PROMPT »
Go through the material and copy each line in which the word "Verwendung" shows up.

☆ ☆ ☆ ☆

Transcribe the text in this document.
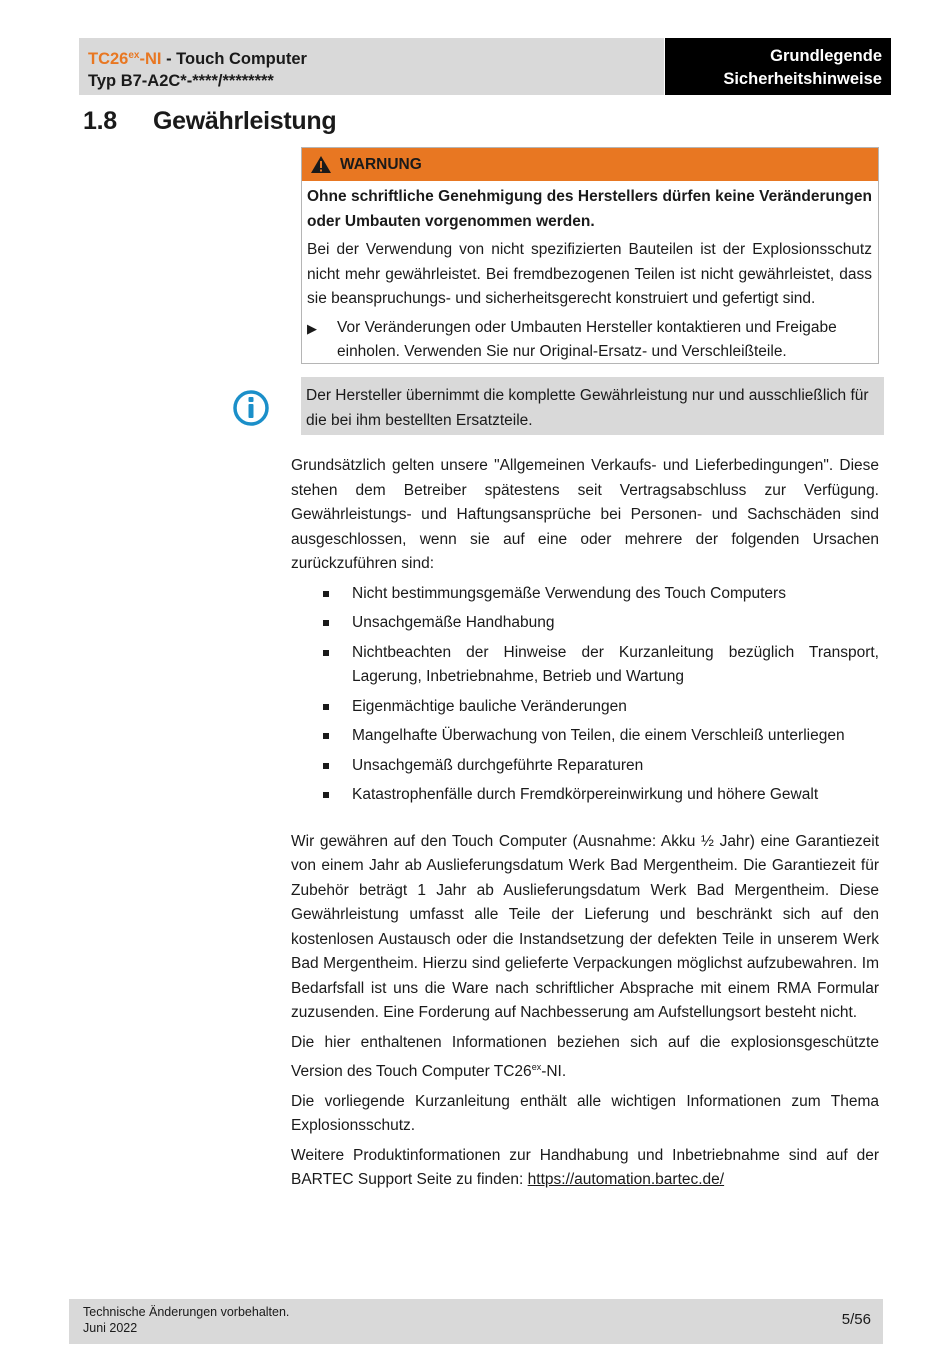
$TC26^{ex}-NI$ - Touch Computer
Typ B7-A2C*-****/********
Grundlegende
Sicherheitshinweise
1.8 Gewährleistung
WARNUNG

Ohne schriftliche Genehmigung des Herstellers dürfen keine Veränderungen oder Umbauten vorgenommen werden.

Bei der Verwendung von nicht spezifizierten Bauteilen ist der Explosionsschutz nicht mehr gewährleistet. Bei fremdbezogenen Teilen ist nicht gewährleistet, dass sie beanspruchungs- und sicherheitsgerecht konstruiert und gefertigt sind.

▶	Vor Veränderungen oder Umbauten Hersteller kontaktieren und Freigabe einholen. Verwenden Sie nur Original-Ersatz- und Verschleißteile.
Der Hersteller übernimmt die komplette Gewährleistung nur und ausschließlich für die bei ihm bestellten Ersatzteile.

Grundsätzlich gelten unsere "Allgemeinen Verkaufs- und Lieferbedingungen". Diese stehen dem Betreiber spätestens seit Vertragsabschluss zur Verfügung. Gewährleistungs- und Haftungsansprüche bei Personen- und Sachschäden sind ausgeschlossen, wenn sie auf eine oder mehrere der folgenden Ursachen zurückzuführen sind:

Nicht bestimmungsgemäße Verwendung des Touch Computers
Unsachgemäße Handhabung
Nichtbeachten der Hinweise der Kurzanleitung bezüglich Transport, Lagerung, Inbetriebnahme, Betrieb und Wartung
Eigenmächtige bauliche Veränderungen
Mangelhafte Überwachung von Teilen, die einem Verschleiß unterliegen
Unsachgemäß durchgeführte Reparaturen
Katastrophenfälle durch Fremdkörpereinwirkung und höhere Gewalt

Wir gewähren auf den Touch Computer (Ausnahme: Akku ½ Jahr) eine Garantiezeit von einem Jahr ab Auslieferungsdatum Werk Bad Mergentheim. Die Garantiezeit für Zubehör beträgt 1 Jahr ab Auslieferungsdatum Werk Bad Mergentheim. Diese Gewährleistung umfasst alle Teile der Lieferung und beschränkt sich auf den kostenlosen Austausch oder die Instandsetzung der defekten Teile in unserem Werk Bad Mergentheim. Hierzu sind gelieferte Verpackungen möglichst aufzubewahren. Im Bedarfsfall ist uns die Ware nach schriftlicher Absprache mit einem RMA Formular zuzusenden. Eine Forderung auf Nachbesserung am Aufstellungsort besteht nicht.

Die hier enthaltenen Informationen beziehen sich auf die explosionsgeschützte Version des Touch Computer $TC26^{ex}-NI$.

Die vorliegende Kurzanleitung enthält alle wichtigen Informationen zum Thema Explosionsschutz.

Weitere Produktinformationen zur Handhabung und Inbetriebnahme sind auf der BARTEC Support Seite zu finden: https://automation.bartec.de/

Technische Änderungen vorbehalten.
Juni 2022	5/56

☆ ☆ ☆ ☆

YOUR SOLUTION »
Bei der Verwendung von nicht spezifizierten Bauteilen ist der Explosionsschutz nicht mehr gewährleistet. Bei fremdbezogenen Teilen ist nicht gewährleistet, dass sie beanspruchungs- und sicherheitsgerecht konstruiert und gefertigt sind.
Nicht bestimmungsgemäße Verwendung des Touch Computers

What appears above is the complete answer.